Raw data:

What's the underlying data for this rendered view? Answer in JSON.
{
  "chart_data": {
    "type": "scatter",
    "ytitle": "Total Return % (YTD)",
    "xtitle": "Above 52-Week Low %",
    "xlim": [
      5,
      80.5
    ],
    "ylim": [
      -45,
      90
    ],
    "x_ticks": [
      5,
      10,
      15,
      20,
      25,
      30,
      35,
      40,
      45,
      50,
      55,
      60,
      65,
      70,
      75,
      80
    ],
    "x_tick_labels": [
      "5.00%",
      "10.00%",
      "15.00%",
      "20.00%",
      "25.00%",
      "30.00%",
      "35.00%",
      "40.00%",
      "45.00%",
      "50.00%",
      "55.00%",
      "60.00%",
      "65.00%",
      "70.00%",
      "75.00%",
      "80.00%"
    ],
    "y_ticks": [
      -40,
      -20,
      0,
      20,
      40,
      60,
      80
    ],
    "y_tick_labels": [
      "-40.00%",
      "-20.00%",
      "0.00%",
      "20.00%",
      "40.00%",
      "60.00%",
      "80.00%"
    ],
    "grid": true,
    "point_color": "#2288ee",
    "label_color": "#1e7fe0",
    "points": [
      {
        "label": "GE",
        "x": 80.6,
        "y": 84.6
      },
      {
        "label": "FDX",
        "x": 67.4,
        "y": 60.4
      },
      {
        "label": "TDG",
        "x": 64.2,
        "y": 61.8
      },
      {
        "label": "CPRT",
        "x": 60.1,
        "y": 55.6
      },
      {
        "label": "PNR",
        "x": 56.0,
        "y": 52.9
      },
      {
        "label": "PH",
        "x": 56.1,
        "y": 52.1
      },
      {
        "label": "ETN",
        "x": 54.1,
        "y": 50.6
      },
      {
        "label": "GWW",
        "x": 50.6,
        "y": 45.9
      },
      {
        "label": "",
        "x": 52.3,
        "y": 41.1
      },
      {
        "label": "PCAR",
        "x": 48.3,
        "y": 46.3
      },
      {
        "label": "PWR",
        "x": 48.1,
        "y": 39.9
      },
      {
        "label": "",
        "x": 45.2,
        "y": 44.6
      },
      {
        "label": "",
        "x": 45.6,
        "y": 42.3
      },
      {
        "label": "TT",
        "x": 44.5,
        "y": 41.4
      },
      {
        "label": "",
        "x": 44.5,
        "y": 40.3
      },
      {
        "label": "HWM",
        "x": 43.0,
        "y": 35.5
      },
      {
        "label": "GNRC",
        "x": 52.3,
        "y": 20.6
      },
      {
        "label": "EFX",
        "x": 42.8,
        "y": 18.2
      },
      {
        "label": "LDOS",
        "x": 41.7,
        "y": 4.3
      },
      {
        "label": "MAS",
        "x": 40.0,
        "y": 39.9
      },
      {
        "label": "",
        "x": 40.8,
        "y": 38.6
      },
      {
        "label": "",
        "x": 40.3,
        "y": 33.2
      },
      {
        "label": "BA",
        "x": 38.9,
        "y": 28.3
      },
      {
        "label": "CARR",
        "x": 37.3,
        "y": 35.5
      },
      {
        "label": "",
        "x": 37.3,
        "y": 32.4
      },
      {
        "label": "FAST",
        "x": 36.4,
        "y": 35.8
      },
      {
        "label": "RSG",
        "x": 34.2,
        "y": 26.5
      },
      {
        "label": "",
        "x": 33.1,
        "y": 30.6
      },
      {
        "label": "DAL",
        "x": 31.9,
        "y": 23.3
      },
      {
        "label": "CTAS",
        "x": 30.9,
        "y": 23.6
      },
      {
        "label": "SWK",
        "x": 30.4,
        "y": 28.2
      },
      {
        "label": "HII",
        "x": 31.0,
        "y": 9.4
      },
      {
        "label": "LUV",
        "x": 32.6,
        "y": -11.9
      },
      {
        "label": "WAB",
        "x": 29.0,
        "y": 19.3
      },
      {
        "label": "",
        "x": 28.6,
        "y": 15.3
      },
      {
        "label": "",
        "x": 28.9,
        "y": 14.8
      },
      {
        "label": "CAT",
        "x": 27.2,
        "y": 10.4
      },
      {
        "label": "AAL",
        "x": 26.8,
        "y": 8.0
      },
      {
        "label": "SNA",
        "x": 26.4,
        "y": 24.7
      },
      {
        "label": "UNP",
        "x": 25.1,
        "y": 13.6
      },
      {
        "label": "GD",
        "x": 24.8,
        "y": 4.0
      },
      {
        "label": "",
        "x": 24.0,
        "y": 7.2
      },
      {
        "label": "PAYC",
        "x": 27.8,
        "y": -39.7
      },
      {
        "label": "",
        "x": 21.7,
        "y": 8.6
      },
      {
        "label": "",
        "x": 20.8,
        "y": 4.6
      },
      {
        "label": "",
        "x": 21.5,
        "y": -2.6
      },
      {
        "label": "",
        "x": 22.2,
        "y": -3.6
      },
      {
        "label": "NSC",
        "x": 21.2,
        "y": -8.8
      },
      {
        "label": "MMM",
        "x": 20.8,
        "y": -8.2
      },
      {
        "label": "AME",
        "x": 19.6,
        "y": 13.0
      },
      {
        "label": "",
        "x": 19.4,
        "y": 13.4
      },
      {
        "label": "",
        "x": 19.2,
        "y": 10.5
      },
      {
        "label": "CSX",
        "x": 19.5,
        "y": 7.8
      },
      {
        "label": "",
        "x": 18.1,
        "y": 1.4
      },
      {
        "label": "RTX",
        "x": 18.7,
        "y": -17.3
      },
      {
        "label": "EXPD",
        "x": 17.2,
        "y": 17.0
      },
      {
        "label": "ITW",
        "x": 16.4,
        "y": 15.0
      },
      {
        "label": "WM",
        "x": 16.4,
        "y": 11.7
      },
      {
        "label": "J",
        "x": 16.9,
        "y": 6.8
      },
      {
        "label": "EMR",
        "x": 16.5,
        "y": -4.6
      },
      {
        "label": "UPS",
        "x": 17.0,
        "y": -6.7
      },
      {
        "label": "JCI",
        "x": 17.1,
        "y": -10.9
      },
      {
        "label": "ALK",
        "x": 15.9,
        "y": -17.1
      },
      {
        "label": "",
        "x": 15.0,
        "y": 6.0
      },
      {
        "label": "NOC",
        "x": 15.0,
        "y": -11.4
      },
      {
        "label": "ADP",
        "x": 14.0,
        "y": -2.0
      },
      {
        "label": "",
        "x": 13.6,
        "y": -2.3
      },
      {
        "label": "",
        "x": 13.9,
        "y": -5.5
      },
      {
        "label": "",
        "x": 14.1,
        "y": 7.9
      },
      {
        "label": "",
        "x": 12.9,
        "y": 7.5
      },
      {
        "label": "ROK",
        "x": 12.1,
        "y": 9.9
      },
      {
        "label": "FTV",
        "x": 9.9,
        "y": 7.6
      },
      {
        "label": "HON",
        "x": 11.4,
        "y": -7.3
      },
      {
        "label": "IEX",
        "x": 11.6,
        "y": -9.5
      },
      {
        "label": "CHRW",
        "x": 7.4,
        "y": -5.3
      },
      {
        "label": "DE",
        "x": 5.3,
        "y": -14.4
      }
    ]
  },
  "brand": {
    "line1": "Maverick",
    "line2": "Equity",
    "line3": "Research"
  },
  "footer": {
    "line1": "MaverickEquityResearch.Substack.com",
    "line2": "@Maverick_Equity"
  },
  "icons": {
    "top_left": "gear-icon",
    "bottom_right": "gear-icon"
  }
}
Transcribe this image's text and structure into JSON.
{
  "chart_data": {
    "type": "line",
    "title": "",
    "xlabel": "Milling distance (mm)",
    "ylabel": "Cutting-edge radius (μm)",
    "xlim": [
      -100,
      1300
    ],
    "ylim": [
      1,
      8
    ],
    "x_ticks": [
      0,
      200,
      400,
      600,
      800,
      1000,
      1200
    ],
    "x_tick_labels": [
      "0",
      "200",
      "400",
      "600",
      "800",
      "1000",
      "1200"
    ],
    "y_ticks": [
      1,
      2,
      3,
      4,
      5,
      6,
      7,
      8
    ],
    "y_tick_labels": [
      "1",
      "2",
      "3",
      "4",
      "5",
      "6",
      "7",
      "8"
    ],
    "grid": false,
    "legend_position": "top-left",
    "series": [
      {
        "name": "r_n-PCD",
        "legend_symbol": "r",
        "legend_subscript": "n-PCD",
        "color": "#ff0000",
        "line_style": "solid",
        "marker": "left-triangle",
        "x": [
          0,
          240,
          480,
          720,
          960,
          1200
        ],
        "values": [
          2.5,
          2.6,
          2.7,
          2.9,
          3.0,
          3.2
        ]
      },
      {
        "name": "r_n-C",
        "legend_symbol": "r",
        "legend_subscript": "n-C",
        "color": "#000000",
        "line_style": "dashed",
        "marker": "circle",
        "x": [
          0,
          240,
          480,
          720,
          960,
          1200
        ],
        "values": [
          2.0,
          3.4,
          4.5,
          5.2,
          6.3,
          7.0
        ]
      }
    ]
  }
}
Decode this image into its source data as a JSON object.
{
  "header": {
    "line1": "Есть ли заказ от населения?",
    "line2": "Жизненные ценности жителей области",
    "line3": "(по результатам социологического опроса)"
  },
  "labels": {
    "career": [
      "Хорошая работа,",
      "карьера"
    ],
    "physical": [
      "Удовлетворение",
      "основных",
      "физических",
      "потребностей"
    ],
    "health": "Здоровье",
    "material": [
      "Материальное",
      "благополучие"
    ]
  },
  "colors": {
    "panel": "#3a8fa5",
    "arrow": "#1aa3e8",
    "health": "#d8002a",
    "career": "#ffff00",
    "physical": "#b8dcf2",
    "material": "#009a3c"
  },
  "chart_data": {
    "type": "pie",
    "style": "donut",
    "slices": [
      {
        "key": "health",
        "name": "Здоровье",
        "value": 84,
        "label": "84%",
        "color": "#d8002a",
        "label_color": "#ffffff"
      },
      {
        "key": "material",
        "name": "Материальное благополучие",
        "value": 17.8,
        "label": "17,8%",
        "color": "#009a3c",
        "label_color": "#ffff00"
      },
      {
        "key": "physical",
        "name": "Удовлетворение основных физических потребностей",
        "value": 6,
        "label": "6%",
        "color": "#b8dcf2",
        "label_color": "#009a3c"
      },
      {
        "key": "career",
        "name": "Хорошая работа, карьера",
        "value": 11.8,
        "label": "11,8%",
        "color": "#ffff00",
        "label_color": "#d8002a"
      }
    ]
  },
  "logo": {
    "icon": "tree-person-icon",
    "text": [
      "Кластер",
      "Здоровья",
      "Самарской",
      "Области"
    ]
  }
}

Instructions for the task: Look above for lines with the word "health" and copy them all.

Final result:
    "health": "Здоровье",
    "health": "#d8002a",
        "key": "health",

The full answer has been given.